> _What to work on_
Work out the number of lines with the word "characters" in the material below, then reply with that number only.

> _Records for the exercise_

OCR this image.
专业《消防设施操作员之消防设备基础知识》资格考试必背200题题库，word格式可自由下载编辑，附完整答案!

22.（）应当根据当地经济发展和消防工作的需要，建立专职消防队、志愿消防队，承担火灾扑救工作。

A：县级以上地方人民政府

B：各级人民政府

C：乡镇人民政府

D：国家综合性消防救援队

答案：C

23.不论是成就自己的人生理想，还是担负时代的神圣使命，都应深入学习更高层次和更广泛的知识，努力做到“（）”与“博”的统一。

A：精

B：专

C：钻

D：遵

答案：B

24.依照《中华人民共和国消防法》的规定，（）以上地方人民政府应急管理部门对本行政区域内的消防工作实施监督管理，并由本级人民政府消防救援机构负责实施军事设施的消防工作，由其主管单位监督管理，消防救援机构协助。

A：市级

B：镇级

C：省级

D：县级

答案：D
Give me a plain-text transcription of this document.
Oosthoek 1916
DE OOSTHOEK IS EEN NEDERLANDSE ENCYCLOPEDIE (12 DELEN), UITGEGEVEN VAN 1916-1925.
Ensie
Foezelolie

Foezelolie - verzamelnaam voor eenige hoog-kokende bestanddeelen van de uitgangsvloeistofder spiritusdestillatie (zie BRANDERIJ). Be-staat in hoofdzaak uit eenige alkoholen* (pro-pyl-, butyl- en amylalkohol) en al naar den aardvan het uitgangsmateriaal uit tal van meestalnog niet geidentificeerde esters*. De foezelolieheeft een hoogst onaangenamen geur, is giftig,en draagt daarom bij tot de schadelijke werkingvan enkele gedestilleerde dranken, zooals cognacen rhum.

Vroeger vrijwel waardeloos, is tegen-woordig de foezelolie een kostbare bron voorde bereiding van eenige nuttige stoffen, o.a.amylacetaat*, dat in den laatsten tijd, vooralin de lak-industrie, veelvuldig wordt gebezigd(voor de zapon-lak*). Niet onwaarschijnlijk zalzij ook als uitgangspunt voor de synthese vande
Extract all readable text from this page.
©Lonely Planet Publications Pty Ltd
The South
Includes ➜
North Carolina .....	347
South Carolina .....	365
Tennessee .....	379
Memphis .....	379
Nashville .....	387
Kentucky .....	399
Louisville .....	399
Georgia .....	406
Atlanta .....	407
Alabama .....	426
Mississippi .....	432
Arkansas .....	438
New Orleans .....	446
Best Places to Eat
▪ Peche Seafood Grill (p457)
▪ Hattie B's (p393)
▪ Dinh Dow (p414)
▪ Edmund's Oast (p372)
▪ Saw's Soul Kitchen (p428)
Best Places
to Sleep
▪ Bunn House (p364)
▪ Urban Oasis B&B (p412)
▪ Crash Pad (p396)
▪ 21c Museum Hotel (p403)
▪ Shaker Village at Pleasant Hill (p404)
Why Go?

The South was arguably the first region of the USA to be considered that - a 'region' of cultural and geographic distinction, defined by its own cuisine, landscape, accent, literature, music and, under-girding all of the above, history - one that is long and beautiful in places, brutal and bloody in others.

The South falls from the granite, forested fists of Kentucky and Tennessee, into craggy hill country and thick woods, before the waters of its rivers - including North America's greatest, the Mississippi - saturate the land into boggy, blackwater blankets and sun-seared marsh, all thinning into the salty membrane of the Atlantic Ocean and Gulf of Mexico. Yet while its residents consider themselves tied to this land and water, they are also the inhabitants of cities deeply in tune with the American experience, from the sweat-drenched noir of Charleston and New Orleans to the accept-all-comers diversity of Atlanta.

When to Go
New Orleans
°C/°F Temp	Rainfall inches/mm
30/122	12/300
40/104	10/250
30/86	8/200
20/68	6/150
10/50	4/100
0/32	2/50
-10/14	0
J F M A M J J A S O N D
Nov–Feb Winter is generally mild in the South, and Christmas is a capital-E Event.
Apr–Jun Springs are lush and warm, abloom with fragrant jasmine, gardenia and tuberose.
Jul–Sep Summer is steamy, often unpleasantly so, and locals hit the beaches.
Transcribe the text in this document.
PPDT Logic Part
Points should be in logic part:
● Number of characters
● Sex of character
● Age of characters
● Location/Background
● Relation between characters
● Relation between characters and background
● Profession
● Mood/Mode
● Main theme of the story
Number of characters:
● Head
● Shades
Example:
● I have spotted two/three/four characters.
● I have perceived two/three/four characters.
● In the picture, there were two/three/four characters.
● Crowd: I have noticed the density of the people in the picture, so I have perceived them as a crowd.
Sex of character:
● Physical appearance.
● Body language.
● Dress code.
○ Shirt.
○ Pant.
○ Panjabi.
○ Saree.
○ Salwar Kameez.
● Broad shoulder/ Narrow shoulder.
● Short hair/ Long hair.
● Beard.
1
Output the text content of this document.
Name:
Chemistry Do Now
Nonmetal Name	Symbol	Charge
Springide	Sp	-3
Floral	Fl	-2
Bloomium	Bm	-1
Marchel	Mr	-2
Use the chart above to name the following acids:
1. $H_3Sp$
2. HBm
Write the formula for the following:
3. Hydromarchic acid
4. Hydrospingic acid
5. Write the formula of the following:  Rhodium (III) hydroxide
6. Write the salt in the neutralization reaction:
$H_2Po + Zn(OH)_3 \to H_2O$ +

> _Worked solution_
8